» Set problem: Where a line in the listing below contains the word "Ancora", copy that line.

» Extracted information:
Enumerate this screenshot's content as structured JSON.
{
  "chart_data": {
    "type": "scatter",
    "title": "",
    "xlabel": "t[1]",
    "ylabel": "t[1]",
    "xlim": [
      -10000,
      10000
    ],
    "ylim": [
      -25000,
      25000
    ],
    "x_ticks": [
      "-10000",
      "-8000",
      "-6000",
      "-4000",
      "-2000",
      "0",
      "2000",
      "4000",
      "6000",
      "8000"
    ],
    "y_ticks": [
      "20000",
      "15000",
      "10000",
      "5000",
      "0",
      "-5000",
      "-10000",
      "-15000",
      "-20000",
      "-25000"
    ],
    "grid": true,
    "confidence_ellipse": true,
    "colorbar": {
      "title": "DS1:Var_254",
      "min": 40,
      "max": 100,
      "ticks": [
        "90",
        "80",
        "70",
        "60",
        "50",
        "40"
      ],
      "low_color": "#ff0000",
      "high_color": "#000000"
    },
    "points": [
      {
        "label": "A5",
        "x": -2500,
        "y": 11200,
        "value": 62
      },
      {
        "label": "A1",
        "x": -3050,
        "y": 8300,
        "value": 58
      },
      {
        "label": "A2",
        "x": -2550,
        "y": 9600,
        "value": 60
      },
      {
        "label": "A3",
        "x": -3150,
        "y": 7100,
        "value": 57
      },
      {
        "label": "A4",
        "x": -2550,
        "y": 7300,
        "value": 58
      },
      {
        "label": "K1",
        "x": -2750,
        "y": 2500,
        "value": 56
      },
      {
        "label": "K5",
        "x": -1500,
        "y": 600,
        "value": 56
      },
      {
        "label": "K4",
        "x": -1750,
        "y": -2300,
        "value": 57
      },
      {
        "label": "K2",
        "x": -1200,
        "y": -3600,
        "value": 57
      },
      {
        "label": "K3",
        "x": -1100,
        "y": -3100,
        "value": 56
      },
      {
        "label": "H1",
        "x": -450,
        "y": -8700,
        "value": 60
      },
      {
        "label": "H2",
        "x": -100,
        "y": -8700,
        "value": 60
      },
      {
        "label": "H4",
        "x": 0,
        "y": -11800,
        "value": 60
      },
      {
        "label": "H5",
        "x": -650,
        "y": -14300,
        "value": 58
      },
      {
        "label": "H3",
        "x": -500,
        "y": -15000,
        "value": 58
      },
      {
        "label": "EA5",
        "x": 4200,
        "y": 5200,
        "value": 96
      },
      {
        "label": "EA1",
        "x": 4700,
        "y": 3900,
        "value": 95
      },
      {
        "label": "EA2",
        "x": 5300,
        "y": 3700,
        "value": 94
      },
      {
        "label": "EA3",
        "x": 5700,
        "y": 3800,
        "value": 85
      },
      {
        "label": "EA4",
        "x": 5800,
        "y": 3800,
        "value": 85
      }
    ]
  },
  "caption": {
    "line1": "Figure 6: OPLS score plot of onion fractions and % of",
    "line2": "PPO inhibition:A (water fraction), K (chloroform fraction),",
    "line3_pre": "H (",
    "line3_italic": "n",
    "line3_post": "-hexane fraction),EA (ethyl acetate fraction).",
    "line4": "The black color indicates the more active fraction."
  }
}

==

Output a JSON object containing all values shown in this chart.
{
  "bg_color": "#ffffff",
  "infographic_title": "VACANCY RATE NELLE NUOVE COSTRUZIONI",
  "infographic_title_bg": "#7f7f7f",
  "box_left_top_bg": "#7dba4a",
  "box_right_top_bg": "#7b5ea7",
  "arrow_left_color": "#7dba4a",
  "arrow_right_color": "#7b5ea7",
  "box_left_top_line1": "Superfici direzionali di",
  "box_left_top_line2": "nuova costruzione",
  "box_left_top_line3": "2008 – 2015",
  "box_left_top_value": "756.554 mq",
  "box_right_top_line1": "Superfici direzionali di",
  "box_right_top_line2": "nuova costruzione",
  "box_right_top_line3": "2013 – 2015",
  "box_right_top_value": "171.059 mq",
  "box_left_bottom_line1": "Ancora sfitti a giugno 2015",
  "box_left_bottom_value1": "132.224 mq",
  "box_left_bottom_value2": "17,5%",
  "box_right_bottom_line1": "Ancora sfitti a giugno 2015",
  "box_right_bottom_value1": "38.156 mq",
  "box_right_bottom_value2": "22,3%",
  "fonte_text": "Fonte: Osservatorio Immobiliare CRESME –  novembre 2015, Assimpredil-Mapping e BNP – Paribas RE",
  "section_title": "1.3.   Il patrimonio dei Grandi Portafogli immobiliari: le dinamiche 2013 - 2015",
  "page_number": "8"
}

» Solution:
  "box_left_bottom_line1": "Ancora sfitti a giugno 2015",
  "box_right_bottom_line1": "Ancora sfitti a giugno 2015",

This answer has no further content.